TASK GOAL:
Copy out every line containing the word "Уровень".

DATASET ROWS:
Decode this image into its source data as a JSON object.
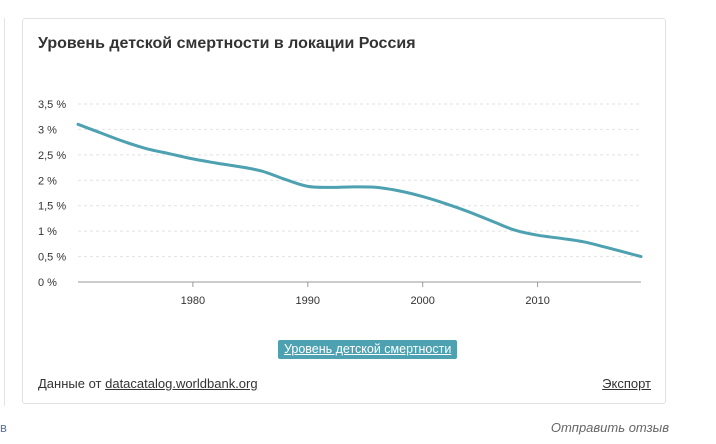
{
  "left_fragment": "в",
  "card": {
    "title": "Уровень детской смертности в локации Россия",
    "series_button": "Уровень детской смертности",
    "source_prefix": "Данные от",
    "source_link": "datacatalog.worldbank.org",
    "export_label": "Экспорт"
  },
  "feedback_label": "Отправить отзыв",
  "colors": {
    "line": "#4da1b0",
    "grid": "#e2e2e2",
    "axis": "#9a9a9a"
  },
  "chart_data": {
    "type": "line",
    "title": "Уровень детской смертности в локации Россия",
    "xlabel": "",
    "ylabel": "",
    "xlim": [
      1970,
      2019
    ],
    "ylim": [
      0,
      3.5
    ],
    "x_ticks": [
      1980,
      1990,
      2000,
      2010
    ],
    "x_tick_labels": [
      "1980",
      "1990",
      "2000",
      "2010"
    ],
    "y_ticks": [
      0,
      0.5,
      1,
      1.5,
      2,
      2.5,
      3,
      3.5
    ],
    "y_tick_labels": [
      "0 %",
      "0,5 %",
      "1 %",
      "1,5 %",
      "2 %",
      "2,5 %",
      "3 %",
      "3,5 %"
    ],
    "grid": true,
    "series": [
      {
        "name": "Уровень детской смертности",
        "x": [
          1970,
          1972,
          1974,
          1976,
          1978,
          1980,
          1982,
          1984,
          1986,
          1988,
          1990,
          1992,
          1994,
          1996,
          1998,
          2000,
          2002,
          2004,
          2006,
          2008,
          2010,
          2012,
          2014,
          2016,
          2019
        ],
        "values": [
          3.1,
          2.93,
          2.76,
          2.62,
          2.52,
          2.42,
          2.34,
          2.27,
          2.18,
          2.02,
          1.88,
          1.86,
          1.87,
          1.86,
          1.79,
          1.68,
          1.54,
          1.38,
          1.2,
          1.02,
          0.92,
          0.86,
          0.79,
          0.68,
          0.5
        ]
      }
    ]
  }
}
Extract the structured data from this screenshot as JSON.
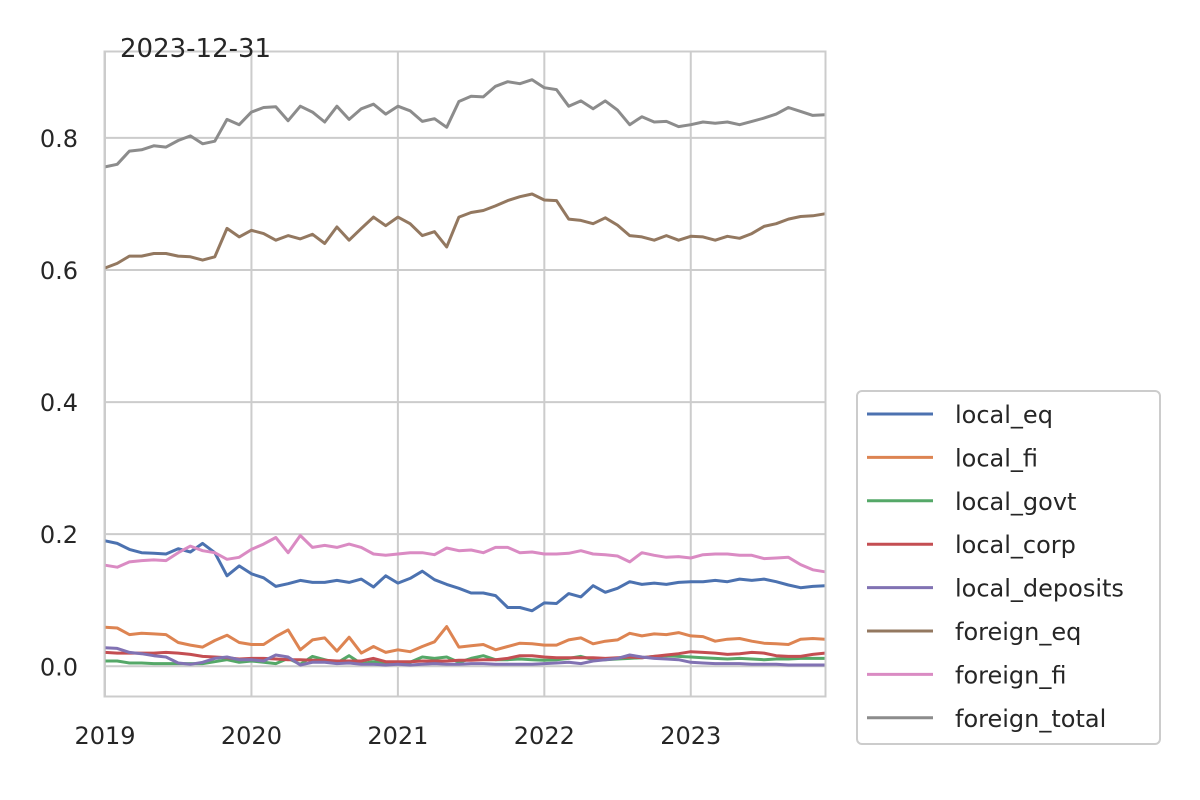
{
  "chart_data": {
    "type": "line",
    "title": "2023-12-31",
    "xlabel": "",
    "ylabel": "",
    "x_start": "2019-01",
    "x_end": "2023-12",
    "x_frequency": "monthly",
    "xlim": [
      "2019-01",
      "2023-12"
    ],
    "ylim": [
      -0.045,
      0.93
    ],
    "x_ticks": [
      {
        "value": "2019-01",
        "label": "2019"
      },
      {
        "value": "2020-01",
        "label": "2020"
      },
      {
        "value": "2021-01",
        "label": "2021"
      },
      {
        "value": "2022-01",
        "label": "2022"
      },
      {
        "value": "2023-01",
        "label": "2023"
      }
    ],
    "y_ticks": [
      {
        "value": 0.0,
        "label": "0.0"
      },
      {
        "value": 0.2,
        "label": "0.2"
      },
      {
        "value": 0.4,
        "label": "0.4"
      },
      {
        "value": 0.6,
        "label": "0.6"
      },
      {
        "value": 0.8,
        "label": "0.8"
      }
    ],
    "grid": true,
    "legend_position": "outside-right-bottom",
    "series": [
      {
        "name": "local_eq",
        "color": "#4c72b0",
        "values": [
          0.19,
          0.186,
          0.177,
          0.172,
          0.171,
          0.17,
          0.178,
          0.173,
          0.186,
          0.172,
          0.137,
          0.152,
          0.14,
          0.134,
          0.121,
          0.125,
          0.13,
          0.127,
          0.127,
          0.13,
          0.127,
          0.132,
          0.12,
          0.137,
          0.126,
          0.133,
          0.144,
          0.131,
          0.124,
          0.118,
          0.111,
          0.111,
          0.107,
          0.089,
          0.089,
          0.084,
          0.096,
          0.095,
          0.11,
          0.105,
          0.122,
          0.112,
          0.118,
          0.128,
          0.124,
          0.126,
          0.124,
          0.127,
          0.128,
          0.128,
          0.13,
          0.128,
          0.132,
          0.13,
          0.132,
          0.128,
          0.123,
          0.119,
          0.121,
          0.122
        ]
      },
      {
        "name": "local_fi",
        "color": "#dd8452",
        "values": [
          0.059,
          0.058,
          0.048,
          0.05,
          0.049,
          0.048,
          0.036,
          0.032,
          0.029,
          0.039,
          0.047,
          0.036,
          0.033,
          0.033,
          0.045,
          0.055,
          0.025,
          0.04,
          0.043,
          0.023,
          0.044,
          0.02,
          0.03,
          0.021,
          0.025,
          0.022,
          0.03,
          0.037,
          0.06,
          0.029,
          0.031,
          0.033,
          0.025,
          0.03,
          0.035,
          0.034,
          0.032,
          0.032,
          0.04,
          0.043,
          0.034,
          0.038,
          0.04,
          0.05,
          0.046,
          0.049,
          0.048,
          0.051,
          0.046,
          0.045,
          0.038,
          0.041,
          0.042,
          0.038,
          0.035,
          0.034,
          0.033,
          0.041,
          0.042,
          0.041
        ]
      },
      {
        "name": "local_govt",
        "color": "#55a868",
        "values": [
          0.008,
          0.008,
          0.005,
          0.005,
          0.004,
          0.004,
          0.004,
          0.004,
          0.004,
          0.007,
          0.01,
          0.006,
          0.008,
          0.006,
          0.004,
          0.012,
          0.003,
          0.015,
          0.01,
          0.005,
          0.016,
          0.004,
          0.007,
          0.006,
          0.006,
          0.006,
          0.014,
          0.012,
          0.014,
          0.006,
          0.012,
          0.016,
          0.01,
          0.01,
          0.011,
          0.01,
          0.009,
          0.01,
          0.012,
          0.015,
          0.01,
          0.01,
          0.011,
          0.012,
          0.013,
          0.015,
          0.016,
          0.015,
          0.014,
          0.013,
          0.012,
          0.011,
          0.012,
          0.011,
          0.01,
          0.011,
          0.011,
          0.012,
          0.012,
          0.012
        ]
      },
      {
        "name": "local_corp",
        "color": "#c44e52",
        "values": [
          0.021,
          0.02,
          0.02,
          0.02,
          0.02,
          0.021,
          0.02,
          0.018,
          0.015,
          0.014,
          0.013,
          0.011,
          0.012,
          0.012,
          0.011,
          0.01,
          0.01,
          0.009,
          0.009,
          0.008,
          0.008,
          0.008,
          0.012,
          0.007,
          0.007,
          0.007,
          0.008,
          0.008,
          0.008,
          0.009,
          0.009,
          0.01,
          0.01,
          0.012,
          0.016,
          0.016,
          0.014,
          0.013,
          0.013,
          0.013,
          0.013,
          0.012,
          0.013,
          0.014,
          0.013,
          0.015,
          0.017,
          0.019,
          0.022,
          0.021,
          0.02,
          0.018,
          0.019,
          0.021,
          0.02,
          0.016,
          0.015,
          0.015,
          0.018,
          0.02
        ]
      },
      {
        "name": "local_deposits",
        "color": "#8172b3",
        "values": [
          0.028,
          0.027,
          0.021,
          0.019,
          0.016,
          0.014,
          0.005,
          0.003,
          0.006,
          0.012,
          0.014,
          0.01,
          0.01,
          0.008,
          0.017,
          0.014,
          0.002,
          0.006,
          0.006,
          0.004,
          0.005,
          0.003,
          0.003,
          0.002,
          0.003,
          0.002,
          0.003,
          0.004,
          0.003,
          0.003,
          0.004,
          0.004,
          0.003,
          0.003,
          0.003,
          0.003,
          0.004,
          0.005,
          0.006,
          0.004,
          0.008,
          0.01,
          0.012,
          0.017,
          0.014,
          0.012,
          0.011,
          0.01,
          0.006,
          0.005,
          0.004,
          0.004,
          0.004,
          0.003,
          0.003,
          0.003,
          0.002,
          0.002,
          0.002,
          0.002
        ]
      },
      {
        "name": "foreign_eq",
        "color": "#937860",
        "values": [
          0.603,
          0.61,
          0.621,
          0.621,
          0.625,
          0.625,
          0.621,
          0.62,
          0.615,
          0.62,
          0.663,
          0.65,
          0.66,
          0.655,
          0.645,
          0.652,
          0.647,
          0.654,
          0.64,
          0.665,
          0.645,
          0.663,
          0.68,
          0.667,
          0.68,
          0.67,
          0.652,
          0.658,
          0.635,
          0.68,
          0.687,
          0.69,
          0.697,
          0.705,
          0.711,
          0.715,
          0.706,
          0.705,
          0.677,
          0.675,
          0.67,
          0.679,
          0.668,
          0.652,
          0.65,
          0.645,
          0.652,
          0.645,
          0.651,
          0.65,
          0.645,
          0.651,
          0.648,
          0.655,
          0.666,
          0.67,
          0.677,
          0.681,
          0.682,
          0.685
        ]
      },
      {
        "name": "foreign_fi",
        "color": "#da8bc3",
        "values": [
          0.153,
          0.15,
          0.158,
          0.16,
          0.161,
          0.16,
          0.172,
          0.182,
          0.175,
          0.172,
          0.162,
          0.165,
          0.177,
          0.185,
          0.195,
          0.172,
          0.198,
          0.18,
          0.183,
          0.18,
          0.185,
          0.18,
          0.17,
          0.168,
          0.17,
          0.172,
          0.172,
          0.169,
          0.179,
          0.175,
          0.176,
          0.172,
          0.18,
          0.18,
          0.172,
          0.173,
          0.17,
          0.17,
          0.171,
          0.175,
          0.17,
          0.169,
          0.167,
          0.158,
          0.172,
          0.168,
          0.165,
          0.166,
          0.164,
          0.169,
          0.17,
          0.17,
          0.168,
          0.168,
          0.163,
          0.164,
          0.165,
          0.154,
          0.146,
          0.143
        ]
      },
      {
        "name": "foreign_total",
        "color": "#8c8c8c",
        "values": [
          0.756,
          0.76,
          0.78,
          0.782,
          0.788,
          0.786,
          0.796,
          0.803,
          0.791,
          0.795,
          0.828,
          0.82,
          0.839,
          0.846,
          0.847,
          0.826,
          0.848,
          0.839,
          0.824,
          0.848,
          0.828,
          0.844,
          0.851,
          0.836,
          0.848,
          0.841,
          0.825,
          0.829,
          0.816,
          0.855,
          0.863,
          0.862,
          0.878,
          0.885,
          0.882,
          0.888,
          0.876,
          0.873,
          0.848,
          0.856,
          0.844,
          0.856,
          0.842,
          0.82,
          0.832,
          0.824,
          0.825,
          0.817,
          0.82,
          0.824,
          0.822,
          0.824,
          0.82,
          0.825,
          0.83,
          0.836,
          0.846,
          0.84,
          0.834,
          0.835
        ]
      }
    ]
  }
}
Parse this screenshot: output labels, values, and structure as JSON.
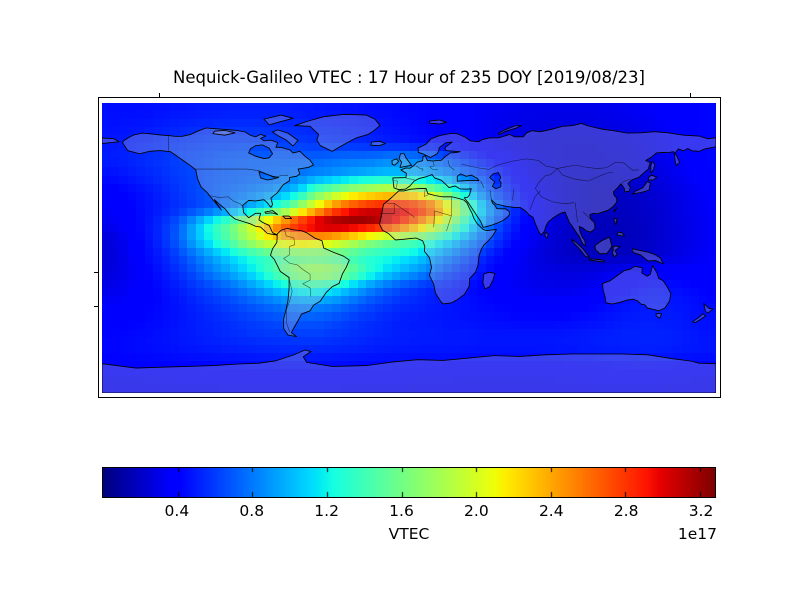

TASK RESPONSE:
    "title": "Уровень детской смертности в локации Россия",
    "series_button": "Уровень детской смертности",
    "title": "Уровень детской смертности в локации Россия",
        "name": "Уровень детской смертности",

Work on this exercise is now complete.